**WHAT YOU NEED TO DO:**
Search the records for "TECH". Copy every line where it appears.

**THE DATA:**
+ + + +

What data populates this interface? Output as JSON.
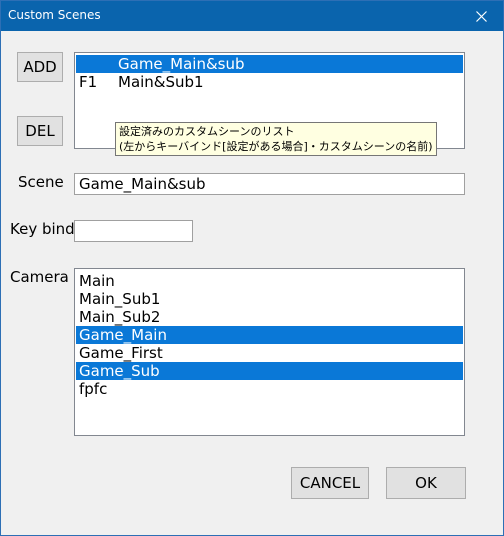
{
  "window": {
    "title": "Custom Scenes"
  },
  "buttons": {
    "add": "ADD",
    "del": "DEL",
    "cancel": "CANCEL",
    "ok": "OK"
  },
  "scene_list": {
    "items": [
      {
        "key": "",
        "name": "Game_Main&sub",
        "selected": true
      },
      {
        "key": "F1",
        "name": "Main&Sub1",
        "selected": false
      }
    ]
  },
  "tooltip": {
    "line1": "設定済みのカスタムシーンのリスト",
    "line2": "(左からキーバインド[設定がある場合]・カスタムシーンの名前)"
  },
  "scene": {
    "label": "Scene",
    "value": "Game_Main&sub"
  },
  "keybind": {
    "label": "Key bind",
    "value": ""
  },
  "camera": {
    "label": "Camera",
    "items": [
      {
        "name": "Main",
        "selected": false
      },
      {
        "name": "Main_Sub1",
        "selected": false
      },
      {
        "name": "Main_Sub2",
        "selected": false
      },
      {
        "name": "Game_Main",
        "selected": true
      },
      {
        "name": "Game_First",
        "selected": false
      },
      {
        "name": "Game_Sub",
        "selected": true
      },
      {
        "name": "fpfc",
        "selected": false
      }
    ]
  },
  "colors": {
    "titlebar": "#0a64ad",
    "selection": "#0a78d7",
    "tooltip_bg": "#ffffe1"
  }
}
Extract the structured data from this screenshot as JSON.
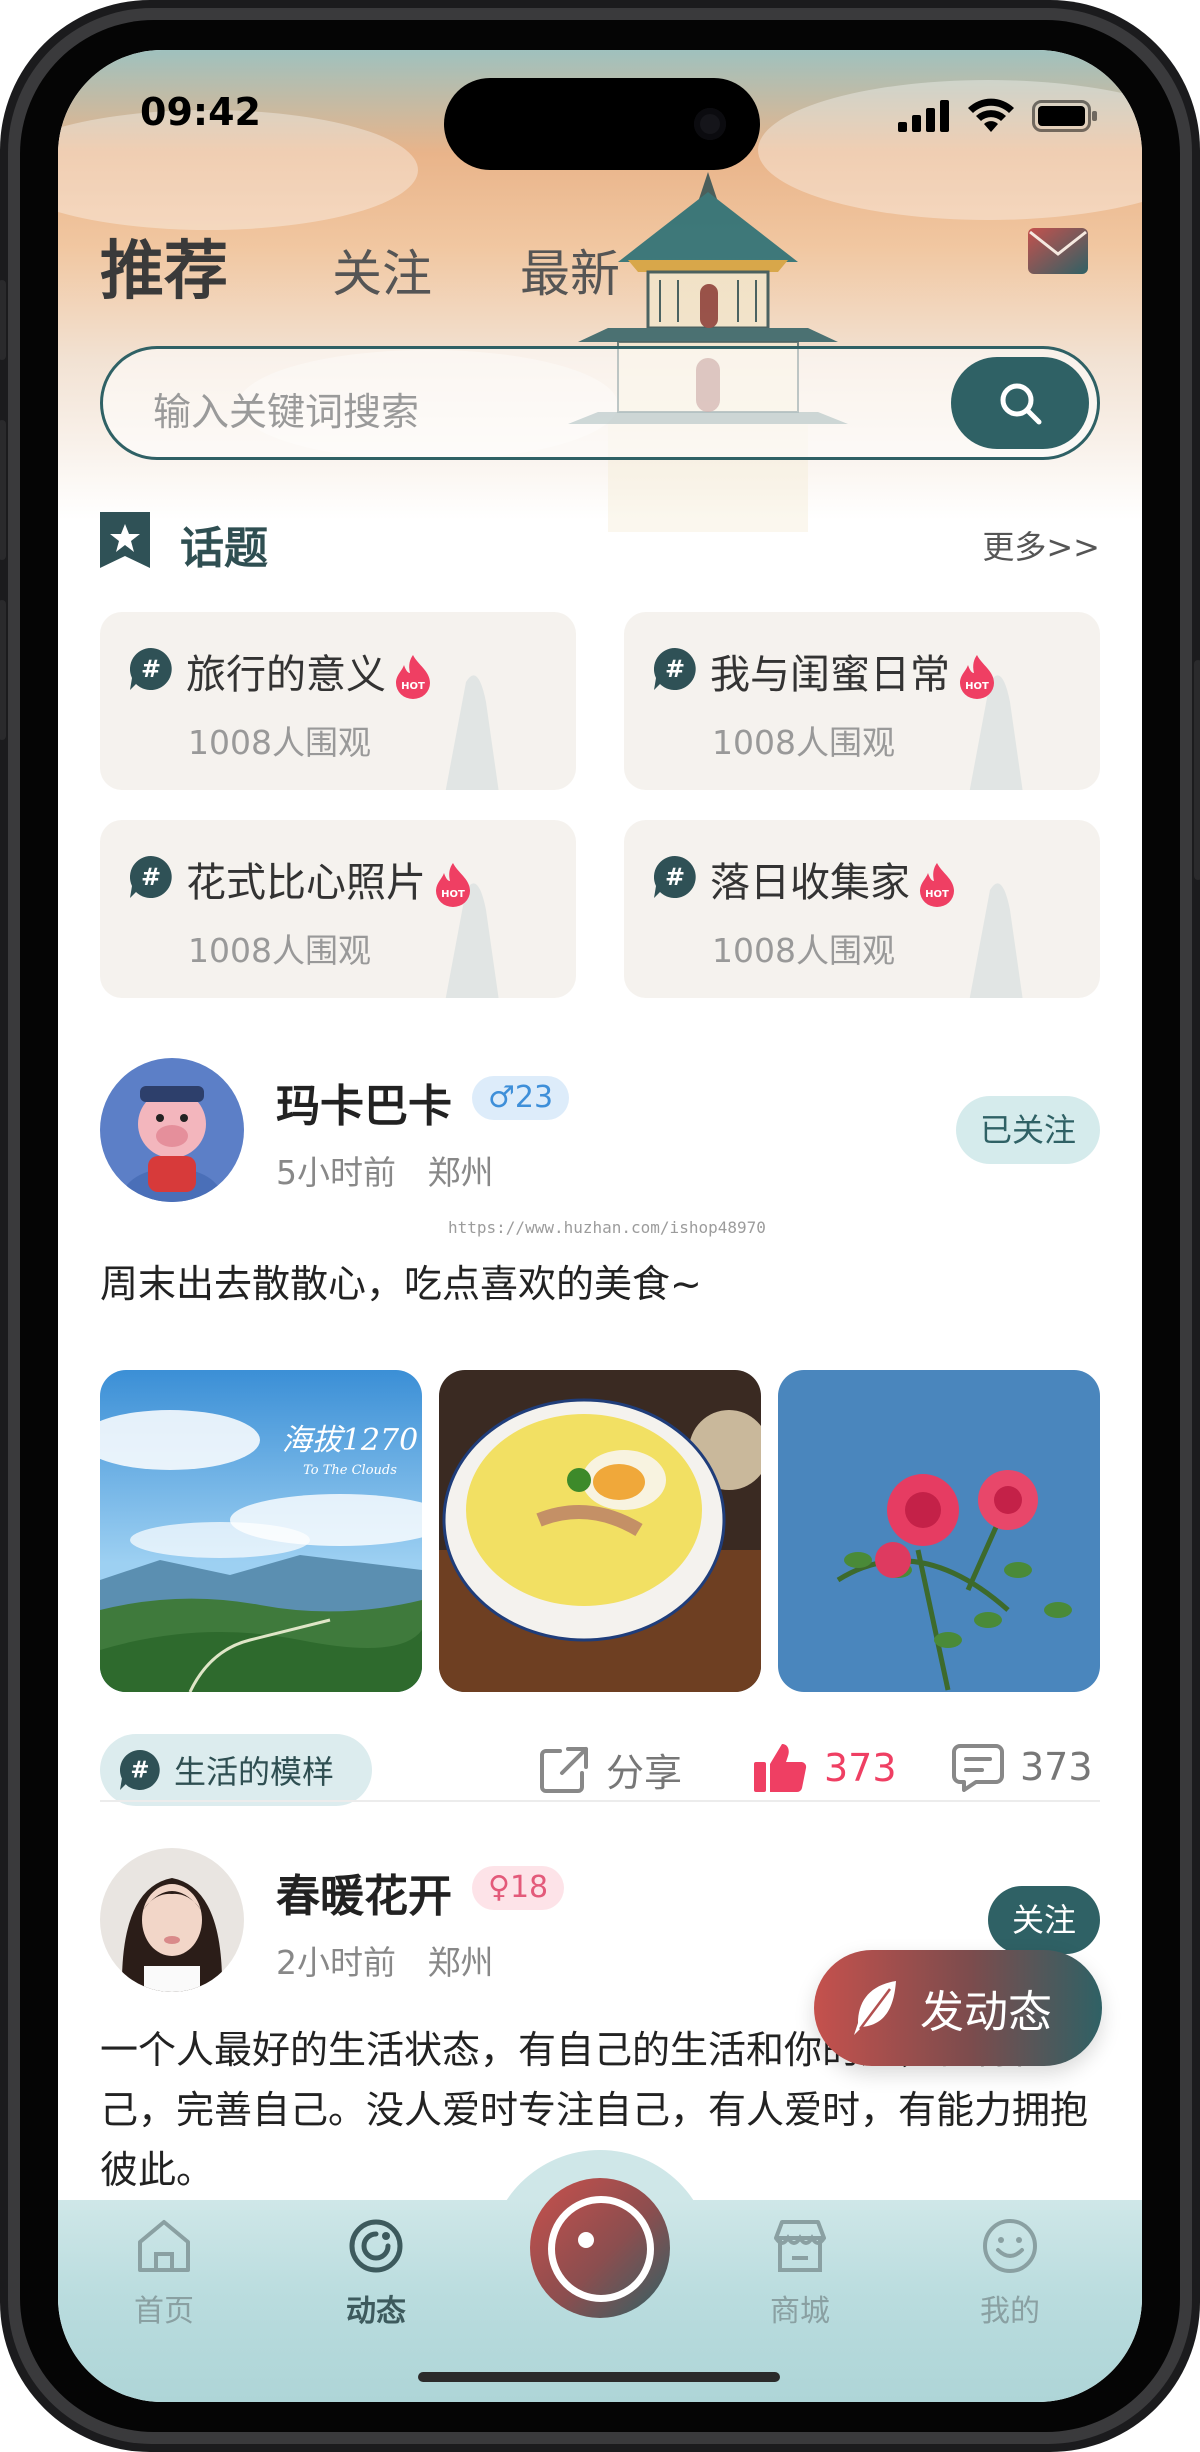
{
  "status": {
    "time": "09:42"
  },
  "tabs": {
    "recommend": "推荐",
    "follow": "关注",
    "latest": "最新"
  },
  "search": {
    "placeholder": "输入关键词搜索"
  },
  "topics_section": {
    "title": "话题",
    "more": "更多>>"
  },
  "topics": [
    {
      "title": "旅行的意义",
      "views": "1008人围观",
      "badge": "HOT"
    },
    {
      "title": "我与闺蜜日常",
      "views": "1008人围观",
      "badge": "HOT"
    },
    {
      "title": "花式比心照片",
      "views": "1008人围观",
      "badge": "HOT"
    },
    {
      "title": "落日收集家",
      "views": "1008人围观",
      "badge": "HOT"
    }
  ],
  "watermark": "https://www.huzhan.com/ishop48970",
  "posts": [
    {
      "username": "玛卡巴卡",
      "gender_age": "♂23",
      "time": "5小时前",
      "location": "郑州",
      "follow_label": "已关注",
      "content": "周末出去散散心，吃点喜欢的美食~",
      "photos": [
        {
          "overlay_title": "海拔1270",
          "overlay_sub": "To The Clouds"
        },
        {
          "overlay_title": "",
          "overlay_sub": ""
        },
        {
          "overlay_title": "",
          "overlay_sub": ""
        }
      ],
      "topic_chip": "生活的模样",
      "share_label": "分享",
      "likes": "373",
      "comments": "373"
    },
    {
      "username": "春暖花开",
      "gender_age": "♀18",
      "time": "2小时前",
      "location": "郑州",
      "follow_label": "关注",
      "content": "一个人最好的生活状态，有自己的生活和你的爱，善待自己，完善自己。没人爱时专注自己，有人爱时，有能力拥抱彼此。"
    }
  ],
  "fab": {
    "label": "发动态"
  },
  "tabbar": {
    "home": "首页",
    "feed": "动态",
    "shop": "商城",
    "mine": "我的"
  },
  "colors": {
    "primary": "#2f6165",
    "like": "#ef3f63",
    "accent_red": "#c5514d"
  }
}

+ + + +

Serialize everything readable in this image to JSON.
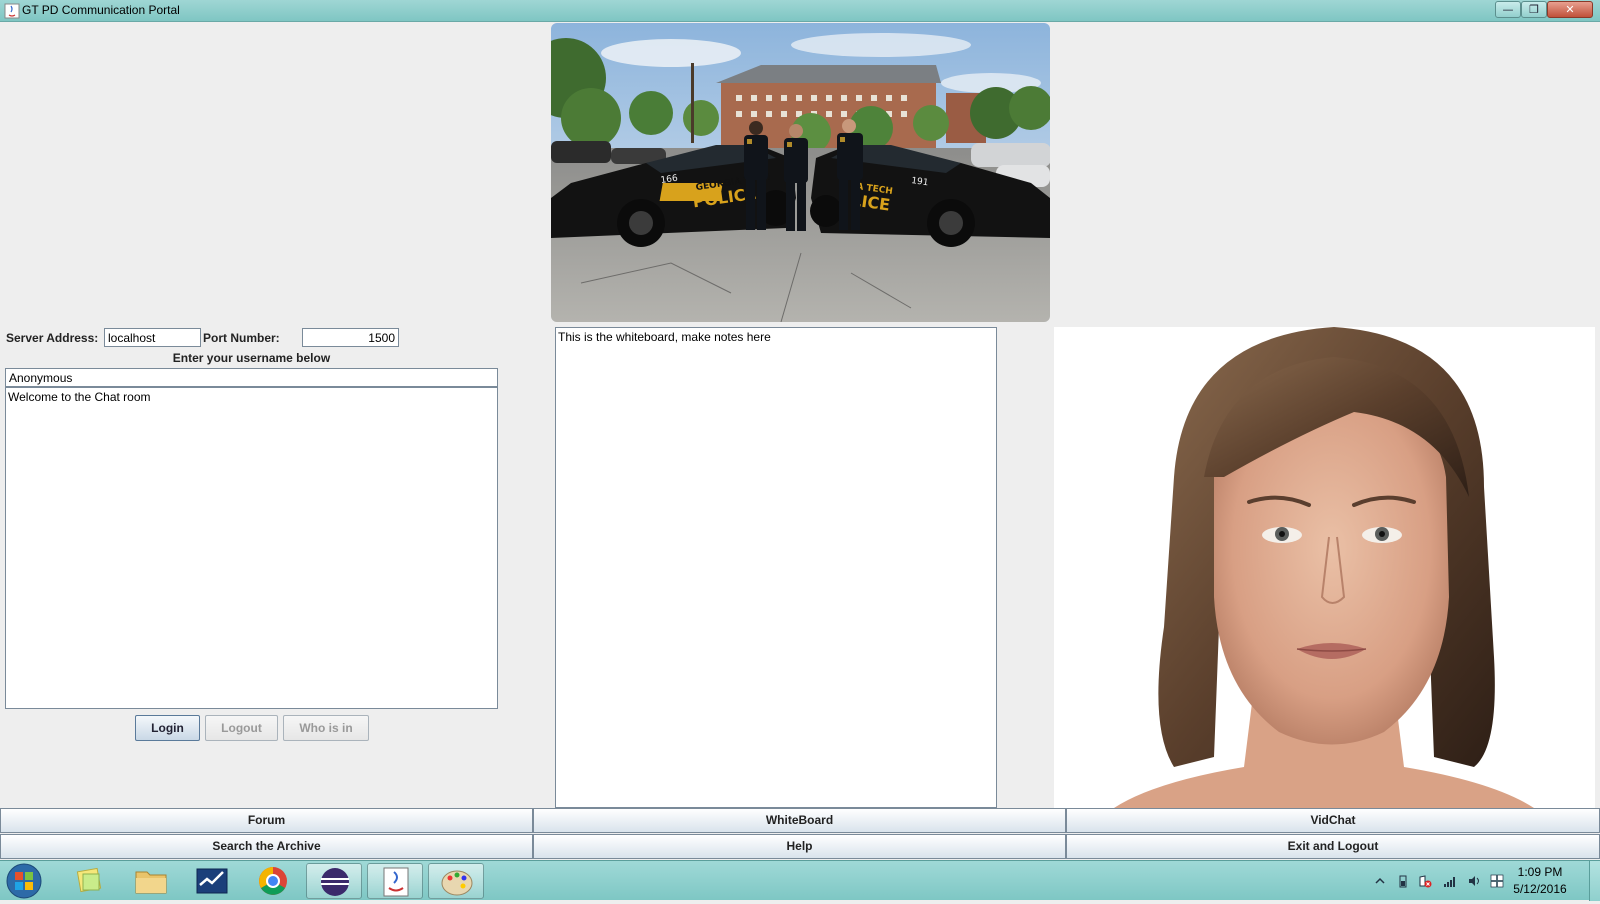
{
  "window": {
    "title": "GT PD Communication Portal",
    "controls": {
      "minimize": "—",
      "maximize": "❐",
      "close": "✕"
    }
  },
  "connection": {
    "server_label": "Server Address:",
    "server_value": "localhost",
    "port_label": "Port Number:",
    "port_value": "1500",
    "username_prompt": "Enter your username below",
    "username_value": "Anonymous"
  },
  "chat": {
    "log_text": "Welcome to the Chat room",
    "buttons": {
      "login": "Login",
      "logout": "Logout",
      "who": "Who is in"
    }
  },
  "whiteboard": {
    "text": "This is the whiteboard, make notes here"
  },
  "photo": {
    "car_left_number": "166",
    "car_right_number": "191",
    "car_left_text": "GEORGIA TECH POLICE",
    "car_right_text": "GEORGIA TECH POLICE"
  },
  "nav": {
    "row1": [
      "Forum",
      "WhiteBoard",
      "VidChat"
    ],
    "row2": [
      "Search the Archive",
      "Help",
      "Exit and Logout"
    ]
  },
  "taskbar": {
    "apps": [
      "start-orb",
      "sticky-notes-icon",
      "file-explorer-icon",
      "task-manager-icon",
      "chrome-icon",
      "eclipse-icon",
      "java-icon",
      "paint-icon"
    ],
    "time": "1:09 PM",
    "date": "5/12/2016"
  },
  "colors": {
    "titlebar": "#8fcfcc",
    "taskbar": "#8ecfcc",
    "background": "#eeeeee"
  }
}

+ + + +

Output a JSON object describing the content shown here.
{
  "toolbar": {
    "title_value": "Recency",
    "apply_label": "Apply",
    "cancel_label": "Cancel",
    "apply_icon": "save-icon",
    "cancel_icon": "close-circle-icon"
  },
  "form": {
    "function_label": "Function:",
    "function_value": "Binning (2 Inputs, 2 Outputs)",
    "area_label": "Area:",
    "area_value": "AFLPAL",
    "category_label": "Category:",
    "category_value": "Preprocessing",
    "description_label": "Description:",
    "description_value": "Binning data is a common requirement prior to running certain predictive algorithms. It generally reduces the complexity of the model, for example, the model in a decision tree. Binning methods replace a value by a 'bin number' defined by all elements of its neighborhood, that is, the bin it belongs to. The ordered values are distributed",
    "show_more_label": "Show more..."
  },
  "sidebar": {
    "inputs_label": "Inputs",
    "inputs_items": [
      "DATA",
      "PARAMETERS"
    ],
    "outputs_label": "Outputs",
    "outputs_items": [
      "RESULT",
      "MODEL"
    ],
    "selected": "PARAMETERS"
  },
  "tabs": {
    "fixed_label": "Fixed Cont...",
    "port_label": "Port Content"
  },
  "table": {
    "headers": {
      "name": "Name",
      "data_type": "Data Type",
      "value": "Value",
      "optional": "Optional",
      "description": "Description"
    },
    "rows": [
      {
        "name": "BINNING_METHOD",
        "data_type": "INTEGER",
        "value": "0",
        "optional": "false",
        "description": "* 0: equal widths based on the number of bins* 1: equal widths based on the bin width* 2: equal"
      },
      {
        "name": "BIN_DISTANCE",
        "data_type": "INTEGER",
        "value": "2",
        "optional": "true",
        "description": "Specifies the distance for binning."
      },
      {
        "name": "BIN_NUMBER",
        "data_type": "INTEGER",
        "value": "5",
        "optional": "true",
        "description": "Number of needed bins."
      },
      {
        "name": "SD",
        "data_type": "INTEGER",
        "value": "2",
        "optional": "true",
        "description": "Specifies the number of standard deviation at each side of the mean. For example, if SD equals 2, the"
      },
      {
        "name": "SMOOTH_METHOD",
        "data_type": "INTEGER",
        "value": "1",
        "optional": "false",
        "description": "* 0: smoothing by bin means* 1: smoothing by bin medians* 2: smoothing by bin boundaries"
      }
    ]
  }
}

+ + + +

**EXERCISE RESULT:**
    "car_left_text": "GEORGIA TECH POLICE",
    "car_right_text": "GEORGIA TECH POLICE"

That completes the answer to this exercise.